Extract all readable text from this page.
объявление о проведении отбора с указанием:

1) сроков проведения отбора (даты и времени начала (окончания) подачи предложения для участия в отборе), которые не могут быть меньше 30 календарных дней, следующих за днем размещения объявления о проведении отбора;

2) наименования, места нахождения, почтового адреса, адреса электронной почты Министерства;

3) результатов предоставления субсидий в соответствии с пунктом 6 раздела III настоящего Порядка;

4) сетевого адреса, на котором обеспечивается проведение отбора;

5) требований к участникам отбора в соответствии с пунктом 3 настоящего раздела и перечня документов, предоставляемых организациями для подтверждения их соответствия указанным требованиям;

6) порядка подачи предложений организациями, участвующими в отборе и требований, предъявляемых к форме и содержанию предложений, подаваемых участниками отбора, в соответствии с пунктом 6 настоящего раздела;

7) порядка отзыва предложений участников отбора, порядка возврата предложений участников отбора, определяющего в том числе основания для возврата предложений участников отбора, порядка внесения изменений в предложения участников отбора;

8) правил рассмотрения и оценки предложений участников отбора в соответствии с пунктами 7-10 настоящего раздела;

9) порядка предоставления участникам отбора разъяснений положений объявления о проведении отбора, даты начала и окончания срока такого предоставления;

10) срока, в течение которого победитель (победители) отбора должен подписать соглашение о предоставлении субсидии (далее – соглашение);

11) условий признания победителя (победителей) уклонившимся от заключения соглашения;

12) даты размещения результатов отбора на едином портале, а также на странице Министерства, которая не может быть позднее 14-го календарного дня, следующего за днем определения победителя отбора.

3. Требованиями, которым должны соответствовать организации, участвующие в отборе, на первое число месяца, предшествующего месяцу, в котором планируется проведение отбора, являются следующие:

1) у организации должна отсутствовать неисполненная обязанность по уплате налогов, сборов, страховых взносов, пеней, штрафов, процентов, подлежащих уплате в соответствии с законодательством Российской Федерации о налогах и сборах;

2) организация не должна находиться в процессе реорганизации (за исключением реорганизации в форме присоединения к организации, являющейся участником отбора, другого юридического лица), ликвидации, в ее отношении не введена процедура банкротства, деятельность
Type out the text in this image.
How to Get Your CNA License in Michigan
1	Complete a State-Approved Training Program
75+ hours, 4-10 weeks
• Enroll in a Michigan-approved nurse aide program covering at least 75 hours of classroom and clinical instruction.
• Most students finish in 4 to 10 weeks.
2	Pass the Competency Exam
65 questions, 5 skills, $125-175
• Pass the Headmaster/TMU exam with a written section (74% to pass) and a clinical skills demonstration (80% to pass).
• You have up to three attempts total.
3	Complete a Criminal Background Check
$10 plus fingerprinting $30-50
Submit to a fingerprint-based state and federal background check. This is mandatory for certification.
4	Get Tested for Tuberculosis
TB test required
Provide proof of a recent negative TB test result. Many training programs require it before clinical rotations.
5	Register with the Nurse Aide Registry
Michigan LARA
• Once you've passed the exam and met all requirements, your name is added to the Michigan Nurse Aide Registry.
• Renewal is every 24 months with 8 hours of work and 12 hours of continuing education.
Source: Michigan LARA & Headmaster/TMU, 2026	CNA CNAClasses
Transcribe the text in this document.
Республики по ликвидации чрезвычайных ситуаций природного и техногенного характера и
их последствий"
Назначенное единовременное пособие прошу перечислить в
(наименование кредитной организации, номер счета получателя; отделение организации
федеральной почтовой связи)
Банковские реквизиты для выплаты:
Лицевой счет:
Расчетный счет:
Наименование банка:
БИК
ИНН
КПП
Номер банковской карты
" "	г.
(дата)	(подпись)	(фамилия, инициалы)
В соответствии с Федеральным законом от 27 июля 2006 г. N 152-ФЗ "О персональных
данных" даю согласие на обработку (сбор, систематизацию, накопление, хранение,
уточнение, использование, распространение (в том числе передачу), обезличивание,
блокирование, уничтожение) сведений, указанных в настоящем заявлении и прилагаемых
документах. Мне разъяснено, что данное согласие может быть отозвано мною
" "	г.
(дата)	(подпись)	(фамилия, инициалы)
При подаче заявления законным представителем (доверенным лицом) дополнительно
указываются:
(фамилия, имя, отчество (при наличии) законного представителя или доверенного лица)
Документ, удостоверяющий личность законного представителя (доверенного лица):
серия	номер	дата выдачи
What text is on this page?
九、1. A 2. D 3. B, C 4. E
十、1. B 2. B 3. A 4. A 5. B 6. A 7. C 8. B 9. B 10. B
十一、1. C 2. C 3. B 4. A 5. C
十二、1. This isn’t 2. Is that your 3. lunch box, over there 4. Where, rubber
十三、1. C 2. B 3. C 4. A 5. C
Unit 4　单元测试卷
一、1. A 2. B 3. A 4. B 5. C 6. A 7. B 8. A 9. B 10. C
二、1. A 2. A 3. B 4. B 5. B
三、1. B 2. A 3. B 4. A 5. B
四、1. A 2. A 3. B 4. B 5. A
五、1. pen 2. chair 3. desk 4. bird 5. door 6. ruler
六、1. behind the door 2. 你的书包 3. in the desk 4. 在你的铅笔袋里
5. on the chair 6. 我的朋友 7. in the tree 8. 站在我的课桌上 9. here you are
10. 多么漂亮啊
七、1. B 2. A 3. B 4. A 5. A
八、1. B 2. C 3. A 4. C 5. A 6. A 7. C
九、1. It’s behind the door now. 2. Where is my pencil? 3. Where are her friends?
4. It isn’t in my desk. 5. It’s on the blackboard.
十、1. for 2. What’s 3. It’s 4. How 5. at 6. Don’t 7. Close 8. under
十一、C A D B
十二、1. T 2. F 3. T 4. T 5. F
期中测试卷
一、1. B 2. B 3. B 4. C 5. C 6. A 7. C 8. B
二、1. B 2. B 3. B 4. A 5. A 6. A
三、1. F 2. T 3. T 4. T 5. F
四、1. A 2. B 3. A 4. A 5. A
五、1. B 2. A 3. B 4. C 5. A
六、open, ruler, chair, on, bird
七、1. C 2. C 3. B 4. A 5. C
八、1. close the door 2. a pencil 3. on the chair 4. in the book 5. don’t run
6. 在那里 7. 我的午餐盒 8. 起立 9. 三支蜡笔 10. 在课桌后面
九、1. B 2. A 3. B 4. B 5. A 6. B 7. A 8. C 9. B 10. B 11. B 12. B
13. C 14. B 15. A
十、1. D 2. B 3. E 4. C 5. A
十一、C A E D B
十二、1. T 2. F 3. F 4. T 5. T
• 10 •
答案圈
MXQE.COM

□ □ □ □ □ □ □

YOUR GOAL: Using the material above, gather every line that includes "победителя".

EXERCISE OUTPUT:
11) условий признания победителя (победителей) уклонившимся от заключения соглашения;
12) даты размещения результатов отбора на едином портале, а также на странице Министерства, которая не может быть позднее 14-го календарного дня, следующего за днем определения победителя отбора.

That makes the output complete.